**Given request:** Every entry must be duplicated precisely as written.

Start of Dataset content

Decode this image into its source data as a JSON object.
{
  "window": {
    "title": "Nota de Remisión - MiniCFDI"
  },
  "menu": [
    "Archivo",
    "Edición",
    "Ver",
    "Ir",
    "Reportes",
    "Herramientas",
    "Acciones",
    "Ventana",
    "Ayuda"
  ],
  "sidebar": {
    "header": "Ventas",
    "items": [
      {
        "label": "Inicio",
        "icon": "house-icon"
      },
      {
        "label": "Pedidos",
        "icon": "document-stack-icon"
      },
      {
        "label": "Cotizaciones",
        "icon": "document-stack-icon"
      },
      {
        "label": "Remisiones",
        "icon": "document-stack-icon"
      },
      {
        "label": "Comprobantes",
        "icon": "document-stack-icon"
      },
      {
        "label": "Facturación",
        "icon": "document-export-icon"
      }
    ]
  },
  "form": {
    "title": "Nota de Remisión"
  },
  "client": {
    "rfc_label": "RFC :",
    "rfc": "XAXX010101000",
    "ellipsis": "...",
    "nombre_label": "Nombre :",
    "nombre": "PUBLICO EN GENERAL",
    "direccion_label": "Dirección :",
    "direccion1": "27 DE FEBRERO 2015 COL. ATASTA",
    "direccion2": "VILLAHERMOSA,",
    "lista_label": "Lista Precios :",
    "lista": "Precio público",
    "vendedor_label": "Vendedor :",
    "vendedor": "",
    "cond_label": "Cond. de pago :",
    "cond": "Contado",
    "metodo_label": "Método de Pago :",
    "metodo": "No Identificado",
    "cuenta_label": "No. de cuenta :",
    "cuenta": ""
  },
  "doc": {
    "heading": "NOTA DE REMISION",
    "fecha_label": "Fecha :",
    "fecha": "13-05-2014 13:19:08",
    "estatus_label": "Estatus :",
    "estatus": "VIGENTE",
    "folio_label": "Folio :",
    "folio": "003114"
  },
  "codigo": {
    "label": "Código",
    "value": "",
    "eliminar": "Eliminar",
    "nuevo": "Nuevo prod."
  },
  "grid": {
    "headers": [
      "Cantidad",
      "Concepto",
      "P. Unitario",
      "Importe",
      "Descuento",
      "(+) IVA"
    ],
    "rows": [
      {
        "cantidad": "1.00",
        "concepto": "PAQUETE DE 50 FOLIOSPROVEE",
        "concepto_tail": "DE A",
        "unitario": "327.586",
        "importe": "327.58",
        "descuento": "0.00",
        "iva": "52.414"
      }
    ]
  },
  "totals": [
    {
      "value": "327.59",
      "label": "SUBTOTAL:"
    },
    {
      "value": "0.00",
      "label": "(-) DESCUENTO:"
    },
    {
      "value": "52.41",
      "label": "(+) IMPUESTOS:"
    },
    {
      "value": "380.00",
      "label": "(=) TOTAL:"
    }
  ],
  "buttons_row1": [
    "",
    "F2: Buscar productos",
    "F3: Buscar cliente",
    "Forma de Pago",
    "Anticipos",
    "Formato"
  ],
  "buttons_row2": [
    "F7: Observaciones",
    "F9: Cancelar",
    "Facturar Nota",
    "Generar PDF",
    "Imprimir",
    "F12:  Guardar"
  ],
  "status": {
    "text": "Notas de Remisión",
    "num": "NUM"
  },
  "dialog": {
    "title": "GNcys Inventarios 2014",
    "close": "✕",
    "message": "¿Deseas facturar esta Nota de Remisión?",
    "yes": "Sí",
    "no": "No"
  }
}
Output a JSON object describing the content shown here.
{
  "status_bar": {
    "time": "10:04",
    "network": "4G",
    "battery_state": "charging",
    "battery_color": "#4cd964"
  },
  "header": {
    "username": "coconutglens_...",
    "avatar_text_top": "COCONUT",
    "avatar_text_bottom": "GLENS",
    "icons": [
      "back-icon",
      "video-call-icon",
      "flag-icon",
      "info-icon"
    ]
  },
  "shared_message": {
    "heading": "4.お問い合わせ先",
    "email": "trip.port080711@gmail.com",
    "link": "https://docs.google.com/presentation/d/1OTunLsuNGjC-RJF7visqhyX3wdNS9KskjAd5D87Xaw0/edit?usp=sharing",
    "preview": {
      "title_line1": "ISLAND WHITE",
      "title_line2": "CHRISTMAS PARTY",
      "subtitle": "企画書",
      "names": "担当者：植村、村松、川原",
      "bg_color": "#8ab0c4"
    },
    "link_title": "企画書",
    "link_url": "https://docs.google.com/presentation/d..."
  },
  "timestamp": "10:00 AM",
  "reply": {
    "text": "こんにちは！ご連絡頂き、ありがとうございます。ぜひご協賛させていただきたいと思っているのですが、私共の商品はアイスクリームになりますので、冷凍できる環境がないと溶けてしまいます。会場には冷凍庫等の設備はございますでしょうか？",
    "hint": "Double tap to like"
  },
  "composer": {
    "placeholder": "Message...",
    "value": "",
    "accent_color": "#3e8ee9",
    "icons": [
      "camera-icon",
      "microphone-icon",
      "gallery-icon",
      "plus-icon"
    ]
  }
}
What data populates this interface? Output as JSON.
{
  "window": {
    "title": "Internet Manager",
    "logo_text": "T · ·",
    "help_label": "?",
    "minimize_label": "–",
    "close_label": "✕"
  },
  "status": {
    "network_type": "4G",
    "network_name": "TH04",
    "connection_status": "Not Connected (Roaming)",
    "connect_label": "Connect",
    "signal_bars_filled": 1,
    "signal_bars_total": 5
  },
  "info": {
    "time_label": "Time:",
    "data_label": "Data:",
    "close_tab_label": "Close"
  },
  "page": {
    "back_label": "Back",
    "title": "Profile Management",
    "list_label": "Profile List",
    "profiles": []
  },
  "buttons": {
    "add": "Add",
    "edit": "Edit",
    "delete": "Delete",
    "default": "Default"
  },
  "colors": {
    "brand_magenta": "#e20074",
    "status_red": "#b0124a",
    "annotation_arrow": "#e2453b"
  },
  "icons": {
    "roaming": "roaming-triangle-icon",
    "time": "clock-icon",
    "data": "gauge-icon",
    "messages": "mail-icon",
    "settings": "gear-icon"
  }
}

End of Dataset content

**Output of the exercise:**
Decode this image into its source data as a JSON object.
{
  "window": {
    "title": "Nota de Remisión - MiniCFDI"
  },
  "menu": [
    "Archivo",
    "Edición",
    "Ver",
    "Ir",
    "Reportes",
    "Herramientas",
    "Acciones",
    "Ventana",
    "Ayuda"
  ],
  "sidebar": {
    "header": "Ventas",
    "items": [
      {
        "label": "Inicio",
        "icon": "house-icon"
      },
      {
        "label": "Pedidos",
        "icon": "document-stack-icon"
      },
      {
        "label": "Cotizaciones",
        "icon": "document-stack-icon"
      },
      {
        "label": "Remisiones",
        "icon": "document-stack-icon"
      },
      {
        "label": "Comprobantes",
        "icon": "document-stack-icon"
      },
      {
        "label": "Facturación",
        "icon": "document-export-icon"
      }
    ]
  },
  "form": {
    "title": "Nota de Remisión"
  },
  "client": {
    "rfc_label": "RFC :",
    "rfc": "XAXX010101000",
    "ellipsis": "...",
    "nombre_label": "Nombre :",
    "nombre": "PUBLICO EN GENERAL",
    "direccion_label": "Dirección :",
    "direccion1": "27 DE FEBRERO 2015 COL. ATASTA",
    "direccion2": "VILLAHERMOSA,",
    "lista_label": "Lista Precios :",
    "lista": "Precio público",
    "vendedor_label": "Vendedor :",
    "vendedor": "",
    "cond_label": "Cond. de pago :",
    "cond": "Contado",
    "metodo_label": "Método de Pago :",
    "metodo": "No Identificado",
    "cuenta_label": "No. de cuenta :",
    "cuenta": ""
  },
  "doc": {
    "heading": "NOTA DE REMISION",
    "fecha_label": "Fecha :",
    "fecha": "13-05-2014 13:19:08",
    "estatus_label": "Estatus :",
    "estatus": "VIGENTE",
    "folio_label": "Folio :",
    "folio": "003114"
  },
  "codigo": {
    "label": "Código",
    "value": "",
    "eliminar": "Eliminar",
    "nuevo": "Nuevo prod."
  },
  "grid": {
    "headers": [
      "Cantidad",
      "Concepto",
      "P. Unitario",
      "Importe",
      "Descuento",
      "(+) IVA"
    ],
    "rows": [
      {
        "cantidad": "1.00",
        "concepto": "PAQUETE DE 50 FOLIOSPROVEE",
        "concepto_tail": "DE A",
        "unitario": "327.586",
        "importe": "327.58",
        "descuento": "0.00",
        "iva": "52.414"
      }
    ]
  },
  "totals": [
    {
      "value": "327.59",
      "label": "SUBTOTAL:"
    },
    {
      "value": "0.00",
      "label": "(-) DESCUENTO:"
    },
    {
      "value": "52.41",
      "label": "(+) IMPUESTOS:"
    },
    {
      "value": "380.00",
      "label": "(=) TOTAL:"
    }
  ],
  "buttons_row1": [
    "",
    "F2: Buscar productos",
    "F3: Buscar cliente",
    "Forma de Pago",
    "Anticipos",
    "Formato"
  ],
  "buttons_row2": [
    "F7: Observaciones",
    "F9: Cancelar",
    "Facturar Nota",
    "Generar PDF",
    "Imprimir",
    "F12:  Guardar"
  ],
  "status": {
    "text": "Notas de Remisión",
    "num": "NUM"
  },
  "dialog": {
    "title": "GNcys Inventarios 2014",
    "close": "✕",
    "message": "¿Deseas facturar esta Nota de Remisión?",
    "yes": "Sí",
    "no": "No"
  }
}
Output a JSON object describing the content shown here.
{
  "status_bar": {
    "time": "10:04",
    "network": "4G",
    "battery_state": "charging",
    "battery_color": "#4cd964"
  },
  "header": {
    "username": "coconutglens_...",
    "avatar_text_top": "COCONUT",
    "avatar_text_bottom": "GLENS",
    "icons": [
      "back-icon",
      "video-call-icon",
      "flag-icon",
      "info-icon"
    ]
  },
  "shared_message": {
    "heading": "4.お問い合わせ先",
    "email": "trip.port080711@gmail.com",
    "link": "https://docs.google.com/presentation/d/1OTunLsuNGjC-RJF7visqhyX3wdNS9KskjAd5D87Xaw0/edit?usp=sharing",
    "preview": {
      "title_line1": "ISLAND WHITE",
      "title_line2": "CHRISTMAS PARTY",
      "subtitle": "企画書",
      "names": "担当者：植村、村松、川原",
      "bg_color": "#8ab0c4"
    },
    "link_title": "企画書",
    "link_url": "https://docs.google.com/presentation/d..."
  },
  "timestamp": "10:00 AM",
  "reply": {
    "text": "こんにちは！ご連絡頂き、ありがとうございます。ぜひご協賛させていただきたいと思っているのですが、私共の商品はアイスクリームになりますので、冷凍できる環境がないと溶けてしまいます。会場には冷凍庫等の設備はございますでしょうか？",
    "hint": "Double tap to like"
  },
  "composer": {
    "placeholder": "Message...",
    "value": "",
    "accent_color": "#3e8ee9",
    "icons": [
      "camera-icon",
      "microphone-icon",
      "gallery-icon",
      "plus-icon"
    ]
  }
}
What data populates this interface? Output as JSON.
{
  "window": {
    "title": "Internet Manager",
    "logo_text": "T · ·",
    "help_label": "?",
    "minimize_label": "–",
    "close_label": "✕"
  },
  "status": {
    "network_type": "4G",
    "network_name": "TH04",
    "connection_status": "Not Connected (Roaming)",
    "connect_label": "Connect",
    "signal_bars_filled": 1,
    "signal_bars_total": 5
  },
  "info": {
    "time_label": "Time:",
    "data_label": "Data:",
    "close_tab_label": "Close"
  },
  "page": {
    "back_label": "Back",
    "title": "Profile Management",
    "list_label": "Profile List",
    "profiles": []
  },
  "buttons": {
    "add": "Add",
    "edit": "Edit",
    "delete": "Delete",
    "default": "Default"
  },
  "colors": {
    "brand_magenta": "#e20074",
    "status_red": "#b0124a",
    "annotation_arrow": "#e2453b"
  },
  "icons": {
    "roaming": "roaming-triangle-icon",
    "time": "clock-icon",
    "data": "gauge-icon",
    "messages": "mail-icon",
    "settings": "gear-icon"
  }
}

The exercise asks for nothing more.